Records about charts and figures
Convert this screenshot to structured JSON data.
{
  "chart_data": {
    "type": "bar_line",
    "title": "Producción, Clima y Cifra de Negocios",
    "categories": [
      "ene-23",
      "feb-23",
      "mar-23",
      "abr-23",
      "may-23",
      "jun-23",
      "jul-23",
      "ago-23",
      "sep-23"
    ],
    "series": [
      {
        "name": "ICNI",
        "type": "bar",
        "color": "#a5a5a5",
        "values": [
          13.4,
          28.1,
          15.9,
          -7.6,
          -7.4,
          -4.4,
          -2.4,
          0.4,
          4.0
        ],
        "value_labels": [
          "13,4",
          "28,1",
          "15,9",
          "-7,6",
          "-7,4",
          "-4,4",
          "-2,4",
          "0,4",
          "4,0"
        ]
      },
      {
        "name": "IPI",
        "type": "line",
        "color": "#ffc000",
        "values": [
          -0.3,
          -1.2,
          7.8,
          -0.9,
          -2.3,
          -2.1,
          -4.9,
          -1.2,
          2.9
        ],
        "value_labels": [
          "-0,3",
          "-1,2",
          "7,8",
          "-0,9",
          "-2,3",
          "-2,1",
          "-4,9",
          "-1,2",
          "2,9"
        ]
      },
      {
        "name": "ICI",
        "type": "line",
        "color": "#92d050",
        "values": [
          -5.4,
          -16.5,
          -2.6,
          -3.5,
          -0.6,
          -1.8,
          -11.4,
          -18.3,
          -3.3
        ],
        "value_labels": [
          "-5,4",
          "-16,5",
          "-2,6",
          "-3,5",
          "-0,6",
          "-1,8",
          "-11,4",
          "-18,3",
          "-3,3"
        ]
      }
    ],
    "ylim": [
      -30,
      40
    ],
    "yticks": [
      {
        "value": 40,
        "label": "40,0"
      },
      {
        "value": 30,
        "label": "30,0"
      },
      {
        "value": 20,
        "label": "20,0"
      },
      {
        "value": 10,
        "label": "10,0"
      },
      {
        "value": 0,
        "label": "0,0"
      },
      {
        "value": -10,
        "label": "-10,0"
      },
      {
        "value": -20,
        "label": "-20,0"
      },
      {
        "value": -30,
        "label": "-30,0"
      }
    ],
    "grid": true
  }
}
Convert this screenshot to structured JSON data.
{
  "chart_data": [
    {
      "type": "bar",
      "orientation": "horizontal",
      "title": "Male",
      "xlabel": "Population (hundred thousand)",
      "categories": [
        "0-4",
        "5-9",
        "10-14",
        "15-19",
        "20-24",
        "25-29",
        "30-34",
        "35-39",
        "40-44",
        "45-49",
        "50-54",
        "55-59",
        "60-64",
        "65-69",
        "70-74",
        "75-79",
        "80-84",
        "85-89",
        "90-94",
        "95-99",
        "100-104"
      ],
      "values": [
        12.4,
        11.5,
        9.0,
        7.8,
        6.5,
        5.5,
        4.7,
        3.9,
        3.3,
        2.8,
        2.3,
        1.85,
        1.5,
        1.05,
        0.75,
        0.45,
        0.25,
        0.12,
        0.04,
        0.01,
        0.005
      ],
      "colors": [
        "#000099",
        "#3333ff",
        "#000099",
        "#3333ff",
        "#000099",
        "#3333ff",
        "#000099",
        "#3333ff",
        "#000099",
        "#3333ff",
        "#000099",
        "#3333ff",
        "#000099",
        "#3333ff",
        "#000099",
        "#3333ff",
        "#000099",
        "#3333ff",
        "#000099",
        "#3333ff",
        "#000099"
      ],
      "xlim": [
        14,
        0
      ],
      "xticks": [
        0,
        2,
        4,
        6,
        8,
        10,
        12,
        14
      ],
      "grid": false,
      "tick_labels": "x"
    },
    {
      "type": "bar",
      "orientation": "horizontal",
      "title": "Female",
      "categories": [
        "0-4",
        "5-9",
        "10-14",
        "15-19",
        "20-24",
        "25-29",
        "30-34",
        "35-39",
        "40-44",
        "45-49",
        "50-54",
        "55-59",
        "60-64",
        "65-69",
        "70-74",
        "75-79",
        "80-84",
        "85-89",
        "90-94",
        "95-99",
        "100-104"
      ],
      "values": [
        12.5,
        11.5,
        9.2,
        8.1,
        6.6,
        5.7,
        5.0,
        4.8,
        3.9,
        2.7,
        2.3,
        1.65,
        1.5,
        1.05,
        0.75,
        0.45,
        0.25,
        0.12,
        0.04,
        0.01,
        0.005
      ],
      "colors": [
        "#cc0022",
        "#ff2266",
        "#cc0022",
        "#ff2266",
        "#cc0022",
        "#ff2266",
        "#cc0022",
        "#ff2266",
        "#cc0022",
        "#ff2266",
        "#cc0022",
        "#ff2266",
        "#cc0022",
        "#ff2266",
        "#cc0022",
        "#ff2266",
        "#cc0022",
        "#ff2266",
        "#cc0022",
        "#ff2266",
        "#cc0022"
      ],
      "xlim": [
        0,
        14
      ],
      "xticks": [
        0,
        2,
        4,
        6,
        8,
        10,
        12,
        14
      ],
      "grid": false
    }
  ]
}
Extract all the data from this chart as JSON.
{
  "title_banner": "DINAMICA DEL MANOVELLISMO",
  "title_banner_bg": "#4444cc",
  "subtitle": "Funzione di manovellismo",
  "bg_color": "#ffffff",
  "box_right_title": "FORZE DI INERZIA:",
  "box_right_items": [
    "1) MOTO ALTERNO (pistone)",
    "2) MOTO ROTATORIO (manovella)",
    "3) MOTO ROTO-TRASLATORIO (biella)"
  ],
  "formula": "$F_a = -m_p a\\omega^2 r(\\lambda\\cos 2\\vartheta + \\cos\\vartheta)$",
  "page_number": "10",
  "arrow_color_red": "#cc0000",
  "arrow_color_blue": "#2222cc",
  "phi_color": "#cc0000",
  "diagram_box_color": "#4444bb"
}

▸ STATED GOAL
Copy out exactly the lines running from the line with "Extract all the data from this chart as JSON." to the end of the records, inclusive.

▸ TASK OUTPUT
Extract all the data from this chart as JSON.
{
  "title_banner": "DINAMICA DEL MANOVELLISMO",
  "title_banner_bg": "#4444cc",
  "subtitle": "Funzione di manovellismo",
  "bg_color": "#ffffff",
  "box_right_title": "FORZE DI INERZIA:",
  "box_right_items": [
    "1) MOTO ALTERNO (pistone)",
    "2) MOTO ROTATORIO (manovella)",
    "3) MOTO ROTO-TRASLATORIO (biella)"
  ],
  "formula": "$F_a = -m_p a\\omega^2 r(\\lambda\\cos 2\\vartheta + \\cos\\vartheta)$",
  "page_number": "10",
  "arrow_color_red": "#cc0000",
  "arrow_color_blue": "#2222cc",
  "phi_color": "#cc0000",
  "diagram_box_color": "#4444bb"
}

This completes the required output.